==== Quoted text

The European Commission’s proposal for a directive, which was published last week, would restrict public authorities of Member States from taking legal action against allegations made by journalists and non-governmental organisations to protect their legitimate interests and maintain public confidence in public institutions. According to the Commission’s interpretation, state action constitutes a form of harassment that is intimidating, thus making it impossible to speak in matters of public interest. The body would remedy this situation by introducing the concept of “strategic litigation preventing public participation” into EU law, and would set different dissuasive sanctions and other procedural rules in cross-border litigation – domestic litigation and criminal matters fall within national competence – in order to limit state action. In addition to the proposal for the directive, which can be seen as a stealthy extension of powers, the EC has adopted a recommendation encouraging Member States to harmonise their legislation with the planned law in their domestic affairs as well.

From a Fundamental Law point of view, the Commission’s proposal can be called into question, as it restricts access to justice.

Under Article XXVIII. (1) of the Fundamental Law, everyone shall have the right to have any indictment brought against him or her, or his or her rights and obligations in any court action, adjudicated within a reasonable time in a fair and public trial by an independent and impartial court established by an Act.

The Constitutional Court Decision No. 59/1993. (XI. 29.) states that the “unfolding” of ineffective proceedings, which, according to the Commission, made the work of journalists and civil society actors impossible, is limited by so-called litigation obstacles regulated in civil procedure. In its decision, the judicial panel also provides that legal restrictions shall not affect the essential content of the fundamental right of access to court, i.e., the restriction shall be indispensable and proportionate to the aim pursued. Furthermore, the fundamental right to go to court guarantees the position of a party in court proceedings: individuals are thus subjects, shapers and not “victims” of court proceedings.

Members of the European Commission welcomed the proposal as a major step: Didier Reynders, EU Commissioner for Justice, said that “Active practice of expression is key to a healthy and prosperous democracy”, while Vera Jourová, EU Commisioner for Values and Transparency, said that “In a democracy, no one can defeat the truth through wealth and power”.

The words of Reynders are undoubtedly valid and should be followed, but it should not be overlooked that even the fundamental right to freedom of expression is not absolute, and the actors of the press and civil society also have specific legal obligations, and in the case of a breach thereof litigation (by the state) is rightful.

========
==== Data shown

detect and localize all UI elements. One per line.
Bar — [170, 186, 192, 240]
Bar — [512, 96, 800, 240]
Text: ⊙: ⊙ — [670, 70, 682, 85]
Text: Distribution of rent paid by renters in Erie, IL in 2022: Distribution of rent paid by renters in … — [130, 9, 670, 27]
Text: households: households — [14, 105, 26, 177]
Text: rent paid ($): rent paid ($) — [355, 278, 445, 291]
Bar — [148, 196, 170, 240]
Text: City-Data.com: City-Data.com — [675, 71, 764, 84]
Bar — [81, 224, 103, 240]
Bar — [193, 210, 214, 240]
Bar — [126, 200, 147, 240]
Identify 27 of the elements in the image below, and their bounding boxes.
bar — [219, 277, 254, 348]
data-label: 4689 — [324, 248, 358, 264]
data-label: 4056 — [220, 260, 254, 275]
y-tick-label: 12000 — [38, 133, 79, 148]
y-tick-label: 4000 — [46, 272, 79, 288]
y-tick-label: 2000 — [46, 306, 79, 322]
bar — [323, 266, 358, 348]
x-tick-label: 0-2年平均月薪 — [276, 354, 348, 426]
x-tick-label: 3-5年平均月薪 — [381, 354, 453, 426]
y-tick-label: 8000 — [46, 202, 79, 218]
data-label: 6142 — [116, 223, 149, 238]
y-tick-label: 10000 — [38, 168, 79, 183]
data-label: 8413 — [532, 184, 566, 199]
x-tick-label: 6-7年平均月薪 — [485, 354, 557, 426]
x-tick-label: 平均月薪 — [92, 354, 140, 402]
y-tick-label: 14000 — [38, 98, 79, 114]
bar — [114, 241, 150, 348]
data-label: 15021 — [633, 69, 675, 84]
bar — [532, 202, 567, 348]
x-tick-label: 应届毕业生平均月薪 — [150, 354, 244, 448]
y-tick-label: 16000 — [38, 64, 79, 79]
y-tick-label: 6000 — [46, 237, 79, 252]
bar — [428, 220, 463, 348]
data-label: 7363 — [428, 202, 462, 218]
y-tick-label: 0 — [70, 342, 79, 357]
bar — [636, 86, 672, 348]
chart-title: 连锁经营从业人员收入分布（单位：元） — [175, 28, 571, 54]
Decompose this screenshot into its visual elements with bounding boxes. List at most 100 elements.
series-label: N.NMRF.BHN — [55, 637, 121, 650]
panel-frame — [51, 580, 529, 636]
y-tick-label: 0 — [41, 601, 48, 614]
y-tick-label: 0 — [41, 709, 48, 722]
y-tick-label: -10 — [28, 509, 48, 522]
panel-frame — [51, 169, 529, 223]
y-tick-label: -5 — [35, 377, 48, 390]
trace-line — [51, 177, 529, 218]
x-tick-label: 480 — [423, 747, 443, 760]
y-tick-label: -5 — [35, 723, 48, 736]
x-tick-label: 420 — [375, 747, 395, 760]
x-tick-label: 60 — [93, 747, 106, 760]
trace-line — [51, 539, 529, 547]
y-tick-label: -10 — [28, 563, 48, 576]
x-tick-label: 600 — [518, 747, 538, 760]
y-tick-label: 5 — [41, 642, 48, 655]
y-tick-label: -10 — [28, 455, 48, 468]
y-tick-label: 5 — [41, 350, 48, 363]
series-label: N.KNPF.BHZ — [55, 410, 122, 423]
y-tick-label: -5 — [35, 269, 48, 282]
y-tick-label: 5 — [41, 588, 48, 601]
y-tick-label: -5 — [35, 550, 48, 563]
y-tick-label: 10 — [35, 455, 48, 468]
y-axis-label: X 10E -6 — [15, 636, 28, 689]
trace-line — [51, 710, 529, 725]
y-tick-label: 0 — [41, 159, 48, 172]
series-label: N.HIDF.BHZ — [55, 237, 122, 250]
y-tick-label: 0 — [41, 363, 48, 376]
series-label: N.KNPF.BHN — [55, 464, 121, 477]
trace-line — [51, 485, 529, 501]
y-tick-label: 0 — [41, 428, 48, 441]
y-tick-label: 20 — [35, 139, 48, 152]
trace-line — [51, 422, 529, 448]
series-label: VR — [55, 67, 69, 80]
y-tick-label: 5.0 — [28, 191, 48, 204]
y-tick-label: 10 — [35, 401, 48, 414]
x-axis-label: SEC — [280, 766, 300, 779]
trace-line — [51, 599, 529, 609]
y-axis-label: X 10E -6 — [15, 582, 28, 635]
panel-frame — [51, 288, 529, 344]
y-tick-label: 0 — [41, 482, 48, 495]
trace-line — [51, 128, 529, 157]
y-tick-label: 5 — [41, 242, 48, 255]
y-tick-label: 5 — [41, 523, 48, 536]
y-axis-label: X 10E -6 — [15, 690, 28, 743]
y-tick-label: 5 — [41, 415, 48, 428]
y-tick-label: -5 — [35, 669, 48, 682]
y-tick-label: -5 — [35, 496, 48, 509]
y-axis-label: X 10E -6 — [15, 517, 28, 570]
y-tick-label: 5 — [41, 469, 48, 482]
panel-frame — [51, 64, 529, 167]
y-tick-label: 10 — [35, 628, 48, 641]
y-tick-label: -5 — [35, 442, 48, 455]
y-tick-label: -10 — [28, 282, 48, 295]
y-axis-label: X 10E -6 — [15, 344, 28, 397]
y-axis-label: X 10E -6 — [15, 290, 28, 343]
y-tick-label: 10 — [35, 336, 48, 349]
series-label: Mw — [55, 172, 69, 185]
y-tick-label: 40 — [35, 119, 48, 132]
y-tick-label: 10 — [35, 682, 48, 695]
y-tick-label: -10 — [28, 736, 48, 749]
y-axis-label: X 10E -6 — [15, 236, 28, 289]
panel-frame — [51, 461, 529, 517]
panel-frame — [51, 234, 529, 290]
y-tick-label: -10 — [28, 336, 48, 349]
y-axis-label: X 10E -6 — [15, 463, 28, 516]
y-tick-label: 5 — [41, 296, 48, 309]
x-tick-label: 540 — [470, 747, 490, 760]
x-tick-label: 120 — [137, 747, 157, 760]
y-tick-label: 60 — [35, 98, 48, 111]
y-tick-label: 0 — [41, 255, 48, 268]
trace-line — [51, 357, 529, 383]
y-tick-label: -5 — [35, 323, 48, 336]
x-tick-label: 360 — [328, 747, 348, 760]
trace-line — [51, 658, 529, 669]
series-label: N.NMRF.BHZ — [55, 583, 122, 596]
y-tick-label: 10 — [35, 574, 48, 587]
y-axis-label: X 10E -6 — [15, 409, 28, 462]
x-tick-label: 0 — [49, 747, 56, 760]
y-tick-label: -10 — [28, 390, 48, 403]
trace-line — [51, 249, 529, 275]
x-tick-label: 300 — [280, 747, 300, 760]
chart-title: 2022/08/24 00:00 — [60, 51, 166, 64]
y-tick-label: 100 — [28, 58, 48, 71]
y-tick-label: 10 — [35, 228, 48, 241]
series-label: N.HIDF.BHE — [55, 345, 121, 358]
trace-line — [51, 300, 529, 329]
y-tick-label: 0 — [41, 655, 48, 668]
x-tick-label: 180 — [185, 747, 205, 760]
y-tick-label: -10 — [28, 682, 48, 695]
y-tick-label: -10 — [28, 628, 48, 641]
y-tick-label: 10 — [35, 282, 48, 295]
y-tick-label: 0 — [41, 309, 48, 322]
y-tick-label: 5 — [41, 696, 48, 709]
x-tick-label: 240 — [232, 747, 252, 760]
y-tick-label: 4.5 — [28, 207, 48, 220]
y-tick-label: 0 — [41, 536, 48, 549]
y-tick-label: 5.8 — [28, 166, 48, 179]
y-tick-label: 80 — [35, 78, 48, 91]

========

**Problem 1:**
In the text on the Commission's proposal, who is named as the EU Commissioner for Justice?
**Problem 2:**
From the text on the Commission's proposal, retype the part that begins with the words containing "The words of" and ends with "state) is rightful.".

**Full answer 1:**
Didier Reynders

**Full answer 2:**
The words of Reynders are undoubtedly valid and should be followed, but it should not be overlooked that even the fundamental right to freedom of expression is not absolute, and the actors of the press and civil society also have specific legal obligations, and in the case of a breach thereof litigation (by the state) is rightful.